→ PROBLEMA PLANTEADO 1
Convierte en una lista breve el párrafo del texto sobre la obediencia de los niños que empieza con «Las causas pueden ser múltiples». Conserva sus datos principales.

Así, en las cosas básicas, podremos hacer entender al niño lo que queremos, asegurarnos que ha escuchado con atención, y a continuación mandar indicando cuando o cómo debe obedecer.
Pero hemos dicho que una obediencia ciega, minimalista, no nos interesaba. Es por eso muy valioso poder contar entonces con el cónyuge, hermanos mayores y otros familiares para sugerir al niño que no basta contentarse con lo estricto necesario, sino que se trata de hacer más, ya sea el mandato explícito o tácito.
Esto nos conduce a los tres grados clásicos de la obediencia:
a) reducida a una actuación meramente externa;
b) implicando la sumisión interna de la voluntad;
c) implicando la completa sumisión del propio juicio.
La educación de la obediencia requiere también una capacidad de observación y una sensibilidad muy grandes por parte de los padres, porque hay muchos factores que pueden contribuir a hacer nacer en los niños una actitud de rebelión y de desobediencia. A los pequeños, si se les proporcionan explicaciones claras y oportunas acompañadas de un gran cariño, y manteniendo siempre un clima de orden, los resultados son generalmente positivos. Sin embargo a la edad de trece o catorce años, muy a menudo vuelve a aparecer el fenómeno del "no" descrito en los niños de tres o cuatro años.
Las causas pueden ser múltiples. Por ejemplo, una demasiada insistencia por parte de los padres en asuntos secundarios; un desorden habitual en el modo de vida; el nerviosismo de los padres; el excesivo recurso a las amenazas o a las promesas vacías y, además, toda una serie de factores del propio niño. Se debe reflexionar sobre la relación entre la falta de pureza y la desobediencia, o entre la injusticia y la desobediencia (el niño que copia en los exámenes). Si los niños sienten que no todo está claro en su conciencia, se sienten incómodos y es posible que lo muestren desobedeciendo.
Los padres debemos prestar atención al comportamiento de los niños hasta en los pequeños detalles, sobre todo para ser conscientes de lo que les sucede. Es conveniente proporcionarles la necesaria información sobre los problemas relacionados con la obediencia que hemos mencionado, y a continuación, animarles mostrando nuestra confianza.

→ FILAS DE DATOS

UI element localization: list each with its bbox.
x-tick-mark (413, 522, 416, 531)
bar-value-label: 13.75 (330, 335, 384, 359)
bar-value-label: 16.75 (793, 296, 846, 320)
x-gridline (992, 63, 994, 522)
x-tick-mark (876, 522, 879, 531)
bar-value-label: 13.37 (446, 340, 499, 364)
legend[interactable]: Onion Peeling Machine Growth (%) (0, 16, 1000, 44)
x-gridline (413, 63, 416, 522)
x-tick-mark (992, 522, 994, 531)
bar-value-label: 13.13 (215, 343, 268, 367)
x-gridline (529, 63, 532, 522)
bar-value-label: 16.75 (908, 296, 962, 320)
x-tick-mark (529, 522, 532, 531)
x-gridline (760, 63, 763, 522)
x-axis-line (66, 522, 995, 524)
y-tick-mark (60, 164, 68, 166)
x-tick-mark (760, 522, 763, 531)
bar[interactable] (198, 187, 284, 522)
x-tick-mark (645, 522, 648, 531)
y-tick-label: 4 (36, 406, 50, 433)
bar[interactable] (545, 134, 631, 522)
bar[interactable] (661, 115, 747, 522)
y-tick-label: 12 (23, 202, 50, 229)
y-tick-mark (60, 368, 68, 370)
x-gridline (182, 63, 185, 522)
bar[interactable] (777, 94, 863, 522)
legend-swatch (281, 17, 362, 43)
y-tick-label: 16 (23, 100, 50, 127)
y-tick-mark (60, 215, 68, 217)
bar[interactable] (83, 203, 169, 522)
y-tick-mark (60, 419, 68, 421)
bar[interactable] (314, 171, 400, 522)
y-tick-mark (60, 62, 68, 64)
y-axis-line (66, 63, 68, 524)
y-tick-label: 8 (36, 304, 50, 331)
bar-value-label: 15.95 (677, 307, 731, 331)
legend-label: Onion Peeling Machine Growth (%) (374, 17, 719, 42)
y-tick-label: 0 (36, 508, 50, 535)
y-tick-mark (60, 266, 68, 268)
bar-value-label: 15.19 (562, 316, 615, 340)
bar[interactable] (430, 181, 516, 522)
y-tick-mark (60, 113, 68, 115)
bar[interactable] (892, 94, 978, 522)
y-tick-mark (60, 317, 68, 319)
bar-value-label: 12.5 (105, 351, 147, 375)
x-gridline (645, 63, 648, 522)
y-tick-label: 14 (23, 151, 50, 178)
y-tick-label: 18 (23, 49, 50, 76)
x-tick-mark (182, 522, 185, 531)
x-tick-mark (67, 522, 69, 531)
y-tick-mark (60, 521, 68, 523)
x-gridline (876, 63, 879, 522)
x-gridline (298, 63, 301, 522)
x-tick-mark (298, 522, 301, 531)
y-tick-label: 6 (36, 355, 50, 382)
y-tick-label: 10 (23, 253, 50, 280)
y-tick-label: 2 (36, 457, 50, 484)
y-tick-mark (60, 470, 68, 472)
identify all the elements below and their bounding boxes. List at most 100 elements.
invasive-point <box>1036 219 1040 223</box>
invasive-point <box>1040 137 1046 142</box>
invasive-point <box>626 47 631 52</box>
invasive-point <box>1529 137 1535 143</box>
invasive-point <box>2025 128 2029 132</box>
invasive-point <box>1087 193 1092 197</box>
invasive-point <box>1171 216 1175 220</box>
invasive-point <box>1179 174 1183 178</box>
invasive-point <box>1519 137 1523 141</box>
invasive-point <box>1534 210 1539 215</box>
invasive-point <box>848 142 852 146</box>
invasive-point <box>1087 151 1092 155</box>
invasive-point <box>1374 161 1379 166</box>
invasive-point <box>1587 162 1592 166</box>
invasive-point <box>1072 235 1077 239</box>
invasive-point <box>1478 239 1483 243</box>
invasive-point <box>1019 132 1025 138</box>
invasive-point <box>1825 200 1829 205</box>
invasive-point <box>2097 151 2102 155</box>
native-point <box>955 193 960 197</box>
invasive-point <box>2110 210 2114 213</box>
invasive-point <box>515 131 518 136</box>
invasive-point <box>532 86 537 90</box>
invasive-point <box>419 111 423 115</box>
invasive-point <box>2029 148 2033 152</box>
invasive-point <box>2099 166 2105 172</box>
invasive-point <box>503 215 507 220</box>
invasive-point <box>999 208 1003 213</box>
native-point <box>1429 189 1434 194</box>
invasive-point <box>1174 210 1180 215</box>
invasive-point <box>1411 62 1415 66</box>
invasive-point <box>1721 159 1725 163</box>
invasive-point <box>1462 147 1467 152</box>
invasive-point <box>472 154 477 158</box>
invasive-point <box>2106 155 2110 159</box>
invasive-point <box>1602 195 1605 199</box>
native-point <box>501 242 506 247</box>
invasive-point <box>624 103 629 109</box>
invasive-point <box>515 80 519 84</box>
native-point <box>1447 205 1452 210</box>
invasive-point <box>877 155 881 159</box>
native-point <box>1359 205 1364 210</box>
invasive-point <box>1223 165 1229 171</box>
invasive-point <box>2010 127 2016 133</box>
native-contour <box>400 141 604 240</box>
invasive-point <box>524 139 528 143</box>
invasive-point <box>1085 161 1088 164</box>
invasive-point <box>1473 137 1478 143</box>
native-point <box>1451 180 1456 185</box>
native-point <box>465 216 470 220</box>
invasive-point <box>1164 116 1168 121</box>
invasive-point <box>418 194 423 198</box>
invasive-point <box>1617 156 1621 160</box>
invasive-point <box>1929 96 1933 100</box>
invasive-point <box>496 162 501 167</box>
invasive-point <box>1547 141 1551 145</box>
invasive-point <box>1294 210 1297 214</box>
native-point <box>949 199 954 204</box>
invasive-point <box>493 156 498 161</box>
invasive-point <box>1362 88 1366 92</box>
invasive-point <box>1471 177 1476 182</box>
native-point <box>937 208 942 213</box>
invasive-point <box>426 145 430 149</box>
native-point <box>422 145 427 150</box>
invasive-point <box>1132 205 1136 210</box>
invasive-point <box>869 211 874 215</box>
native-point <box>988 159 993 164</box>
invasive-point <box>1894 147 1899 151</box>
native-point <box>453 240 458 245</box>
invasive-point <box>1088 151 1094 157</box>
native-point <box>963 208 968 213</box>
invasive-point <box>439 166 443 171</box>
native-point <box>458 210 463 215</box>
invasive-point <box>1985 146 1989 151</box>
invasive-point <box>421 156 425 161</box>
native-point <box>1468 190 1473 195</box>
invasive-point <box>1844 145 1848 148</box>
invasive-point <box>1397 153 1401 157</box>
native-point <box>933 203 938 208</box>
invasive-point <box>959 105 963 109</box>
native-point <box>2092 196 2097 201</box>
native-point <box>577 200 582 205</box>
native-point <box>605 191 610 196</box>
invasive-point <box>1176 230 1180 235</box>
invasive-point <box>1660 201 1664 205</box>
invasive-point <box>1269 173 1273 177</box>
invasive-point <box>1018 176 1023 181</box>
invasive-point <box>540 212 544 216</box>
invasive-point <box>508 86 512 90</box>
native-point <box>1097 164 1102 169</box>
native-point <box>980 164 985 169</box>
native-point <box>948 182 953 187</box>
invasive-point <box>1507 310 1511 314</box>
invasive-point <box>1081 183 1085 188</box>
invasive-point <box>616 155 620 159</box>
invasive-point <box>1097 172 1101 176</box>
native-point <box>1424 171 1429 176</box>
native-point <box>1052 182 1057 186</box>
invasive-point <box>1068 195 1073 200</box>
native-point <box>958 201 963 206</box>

→ PROBLEMA PLANTEADO 2
Dispón como tabla Markdown las filas de datos que van desde la primera hasta la línea que contiene "y-tick-mark (60, 470, 68, 472)", ambas incluidas, y deja fuera las líneas en blanco. La tabla debe tener las columnas «Número» y «Línea».

→ RESULTADO DEL EJERCICIO 1
- Las causas de la desobediencia pueden ser múltiples:
  - insistencia excesiva de los padres en asuntos secundarios;
  - desorden habitual en el modo de vida;
  - nerviosismo de los padres;
  - recurso excesivo a las amenazas o a las promesas vacías;
  - diversos factores del propio niño.
- Conviene reflexionar sobre la relación entre la falta de pureza y la desobediencia, o entre la injusticia y la desobediencia, como en el caso del niño que copia en los exámenes.
- Si los niños sienten que su conciencia no está del todo clara, se sienten incómodos y pueden mostrarlo desobedeciendo.

→ RESULTADO DEL EJERCICIO 2
| Número | Línea |
|---|---|
| 1 | UI element localization: list each with its bbox. |
| 2 | x-tick-mark (413, 522, 416, 531) |
| 3 | bar-value-label: 13.75 (330, 335, 384, 359) |
| 4 | bar-value-label: 16.75 (793, 296, 846, 320) |
| 5 | x-gridline (992, 63, 994, 522) |
| 6 | x-tick-mark (876, 522, 879, 531) |
| 7 | bar-value-label: 13.37 (446, 340, 499, 364) |
| 8 | legend[interactable]: Onion Peeling Machine Growth (%) (0, 16, 1000, 44) |
| 9 | x-gridline (413, 63, 416, 522) |
| 10 | x-tick-mark (992, 522, 994, 531) |
| 11 | bar-value-label: 13.13 (215, 343, 268, 367) |
| 12 | x-gridline (529, 63, 532, 522) |
| 13 | bar-value-label: 16.75 (908, 296, 962, 320) |
| 14 | x-tick-mark (529, 522, 532, 531) |
| 15 | x-gridline (760, 63, 763, 522) |
| 16 | x-axis-line (66, 522, 995, 524) |
| 17 | y-tick-mark (60, 164, 68, 166) |
| 18 | x-tick-mark (760, 522, 763, 531) |
| 19 | bar[interactable] (198, 187, 284, 522) |
| 20 | x-tick-mark (645, 522, 648, 531) |
| 21 | y-tick-label: 4 (36, 406, 50, 433) |
| 22 | bar[interactable] (545, 134, 631, 522) |
| 23 | bar[interactable] (661, 115, 747, 522) |
| 24 | y-tick-label: 12 (23, 202, 50, 229) |
| 25 | y-tick-mark (60, 368, 68, 370) |
| 26 | x-gridline (182, 63, 185, 522) |
| 27 | bar[interactable] (777, 94, 863, 522) |
| 28 | legend-swatch (281, 17, 362, 43) |
| 29 | y-tick-label: 16 (23, 100, 50, 127) |
| 30 | y-tick-mark (60, 215, 68, 217) |
| 31 | bar[interactable] (83, 203, 169, 522) |
| 32 | y-tick-mark (60, 419, 68, 421) |
| 33 | bar[interactable] (314, 171, 400, 522) |
| 34 | y-tick-mark (60, 62, 68, 64) |
| 35 | y-axis-line (66, 63, 68, 524) |
| 36 | y-tick-label: 8 (36, 304, 50, 331) |
| 37 | bar-value-label: 15.95 (677, 307, 731, 331) |
| 38 | legend-label: Onion Peeling Machine Growth (%) (374, 17, 719, 42) |
| 39 | y-tick-label: 0 (36, 508, 50, 535) |
| 40 | y-tick-mark (60, 266, 68, 268) |
| 41 | bar-value-label: 15.19 (562, 316, 615, 340) |
| 42 | bar[interactable] (430, 181, 516, 522) |
| 43 | y-tick-mark (60, 113, 68, 115) |
| 44 | bar[interactable] (892, 94, 978, 522) |
| 45 | y-tick-mark (60, 317, 68, 319) |
| 46 | bar-value-label: 12.5 (105, 351, 147, 375) |
| 47 | x-gridline (645, 63, 648, 522) |
| 48 | y-tick-label: 14 (23, 151, 50, 178) |
| 49 | y-tick-label: 18 (23, 49, 50, 76) |
| 50 | x-tick-mark (182, 522, 185, 531) |
| 51 | x-tick-mark (67, 522, 69, 531) |
| 52 | y-tick-mark (60, 521, 68, 523) |
| 53 | x-gridline (876, 63, 879, 522) |
| 54 | x-gridline (298, 63, 301, 522) |
| 55 | x-tick-mark (298, 522, 301, 531) |
| 56 | y-tick-label: 6 (36, 355, 50, 382) |
| 57 | y-tick-label: 10 (23, 253, 50, 280) |
| 58 | y-tick-label: 2 (36, 457, 50, 484) |
| 59 | y-tick-mark (60, 470, 68, 472) |